**What to do**
Copy every line of the listing that holds the string "underperformance".

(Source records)

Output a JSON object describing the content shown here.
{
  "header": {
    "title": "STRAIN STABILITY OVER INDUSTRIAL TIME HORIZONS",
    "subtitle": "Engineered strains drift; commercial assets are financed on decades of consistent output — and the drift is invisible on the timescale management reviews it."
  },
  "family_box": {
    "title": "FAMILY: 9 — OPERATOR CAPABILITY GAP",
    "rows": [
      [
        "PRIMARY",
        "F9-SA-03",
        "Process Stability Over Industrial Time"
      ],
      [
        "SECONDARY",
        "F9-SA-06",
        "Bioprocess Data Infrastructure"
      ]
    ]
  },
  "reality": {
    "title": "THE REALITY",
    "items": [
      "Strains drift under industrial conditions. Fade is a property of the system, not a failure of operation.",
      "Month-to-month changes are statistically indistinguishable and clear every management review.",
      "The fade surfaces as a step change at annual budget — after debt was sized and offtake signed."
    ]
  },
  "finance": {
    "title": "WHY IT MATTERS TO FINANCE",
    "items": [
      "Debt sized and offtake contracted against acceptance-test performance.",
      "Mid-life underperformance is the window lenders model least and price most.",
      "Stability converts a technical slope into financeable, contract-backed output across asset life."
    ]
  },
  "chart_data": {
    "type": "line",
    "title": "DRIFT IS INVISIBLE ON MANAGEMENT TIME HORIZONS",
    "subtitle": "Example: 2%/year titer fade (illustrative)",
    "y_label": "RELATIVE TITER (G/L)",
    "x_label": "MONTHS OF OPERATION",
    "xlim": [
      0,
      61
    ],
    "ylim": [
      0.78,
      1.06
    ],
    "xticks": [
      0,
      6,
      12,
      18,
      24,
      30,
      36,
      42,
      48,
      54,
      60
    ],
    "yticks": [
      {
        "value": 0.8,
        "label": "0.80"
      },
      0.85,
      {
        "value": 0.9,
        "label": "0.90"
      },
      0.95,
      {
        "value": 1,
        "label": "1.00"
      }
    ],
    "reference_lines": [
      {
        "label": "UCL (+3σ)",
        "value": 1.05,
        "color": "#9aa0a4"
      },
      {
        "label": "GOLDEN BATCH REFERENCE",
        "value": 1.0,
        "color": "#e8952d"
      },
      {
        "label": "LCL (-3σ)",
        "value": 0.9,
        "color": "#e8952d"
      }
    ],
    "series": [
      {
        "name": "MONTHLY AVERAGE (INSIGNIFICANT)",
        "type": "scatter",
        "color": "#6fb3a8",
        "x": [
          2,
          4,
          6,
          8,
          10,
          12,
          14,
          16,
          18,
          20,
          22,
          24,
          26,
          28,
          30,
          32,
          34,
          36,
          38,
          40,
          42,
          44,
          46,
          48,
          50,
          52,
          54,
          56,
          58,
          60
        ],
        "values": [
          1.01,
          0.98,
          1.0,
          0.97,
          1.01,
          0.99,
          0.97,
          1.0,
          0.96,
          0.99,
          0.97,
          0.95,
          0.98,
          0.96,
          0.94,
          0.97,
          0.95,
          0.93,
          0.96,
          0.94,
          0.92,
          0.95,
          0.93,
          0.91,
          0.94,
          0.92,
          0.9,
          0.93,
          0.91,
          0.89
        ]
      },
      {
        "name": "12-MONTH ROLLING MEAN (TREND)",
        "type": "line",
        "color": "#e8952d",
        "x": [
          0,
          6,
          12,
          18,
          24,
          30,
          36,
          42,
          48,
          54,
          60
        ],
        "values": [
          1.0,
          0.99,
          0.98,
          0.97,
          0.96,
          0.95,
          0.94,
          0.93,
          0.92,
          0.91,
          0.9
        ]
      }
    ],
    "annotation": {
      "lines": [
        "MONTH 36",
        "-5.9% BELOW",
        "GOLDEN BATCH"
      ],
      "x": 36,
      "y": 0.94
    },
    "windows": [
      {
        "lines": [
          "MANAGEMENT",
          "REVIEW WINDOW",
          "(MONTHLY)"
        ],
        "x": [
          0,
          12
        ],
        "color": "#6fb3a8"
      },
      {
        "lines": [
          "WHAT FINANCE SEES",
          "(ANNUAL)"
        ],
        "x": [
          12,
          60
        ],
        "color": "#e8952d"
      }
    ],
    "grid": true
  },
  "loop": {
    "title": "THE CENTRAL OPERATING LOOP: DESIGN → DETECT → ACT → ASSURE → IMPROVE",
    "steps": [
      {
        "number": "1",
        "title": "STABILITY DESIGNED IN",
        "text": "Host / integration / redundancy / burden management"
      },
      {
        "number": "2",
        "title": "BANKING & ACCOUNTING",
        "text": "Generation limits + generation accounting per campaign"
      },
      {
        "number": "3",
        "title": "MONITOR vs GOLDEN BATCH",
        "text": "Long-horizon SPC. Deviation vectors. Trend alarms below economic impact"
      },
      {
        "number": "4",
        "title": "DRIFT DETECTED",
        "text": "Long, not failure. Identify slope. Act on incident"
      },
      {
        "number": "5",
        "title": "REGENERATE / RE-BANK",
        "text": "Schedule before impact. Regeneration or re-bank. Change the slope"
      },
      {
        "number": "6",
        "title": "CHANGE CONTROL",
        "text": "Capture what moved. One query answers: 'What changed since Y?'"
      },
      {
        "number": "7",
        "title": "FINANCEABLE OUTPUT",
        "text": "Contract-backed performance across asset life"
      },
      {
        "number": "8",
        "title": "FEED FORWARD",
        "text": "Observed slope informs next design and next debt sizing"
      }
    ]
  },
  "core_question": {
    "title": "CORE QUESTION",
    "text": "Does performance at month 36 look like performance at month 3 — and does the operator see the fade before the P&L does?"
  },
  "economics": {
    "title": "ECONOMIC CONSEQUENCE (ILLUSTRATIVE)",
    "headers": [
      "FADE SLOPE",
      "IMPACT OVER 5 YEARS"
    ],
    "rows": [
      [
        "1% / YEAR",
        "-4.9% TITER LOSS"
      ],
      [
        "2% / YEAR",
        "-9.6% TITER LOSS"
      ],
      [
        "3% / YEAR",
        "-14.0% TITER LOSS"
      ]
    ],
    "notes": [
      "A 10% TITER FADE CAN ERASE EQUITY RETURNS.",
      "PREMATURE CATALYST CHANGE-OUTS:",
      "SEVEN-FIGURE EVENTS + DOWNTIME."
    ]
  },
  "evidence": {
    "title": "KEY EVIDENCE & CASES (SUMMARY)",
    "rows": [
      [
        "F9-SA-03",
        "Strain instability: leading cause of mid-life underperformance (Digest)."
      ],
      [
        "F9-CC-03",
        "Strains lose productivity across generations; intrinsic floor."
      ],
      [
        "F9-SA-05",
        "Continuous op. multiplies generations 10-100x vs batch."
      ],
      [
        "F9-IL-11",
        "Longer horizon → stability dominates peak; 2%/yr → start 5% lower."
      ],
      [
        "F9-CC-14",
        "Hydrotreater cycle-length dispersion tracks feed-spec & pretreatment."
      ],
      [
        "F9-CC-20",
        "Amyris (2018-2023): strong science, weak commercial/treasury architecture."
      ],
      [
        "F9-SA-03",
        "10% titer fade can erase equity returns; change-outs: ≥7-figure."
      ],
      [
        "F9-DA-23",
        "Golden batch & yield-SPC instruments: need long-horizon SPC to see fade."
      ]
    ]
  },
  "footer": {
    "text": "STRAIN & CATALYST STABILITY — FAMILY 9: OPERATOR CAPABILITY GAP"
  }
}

**Completed task**
      "Mid-life underperformance is the window lenders model least and price most.",
        "Strain instability: leading cause of mid-life underperformance (Digest)."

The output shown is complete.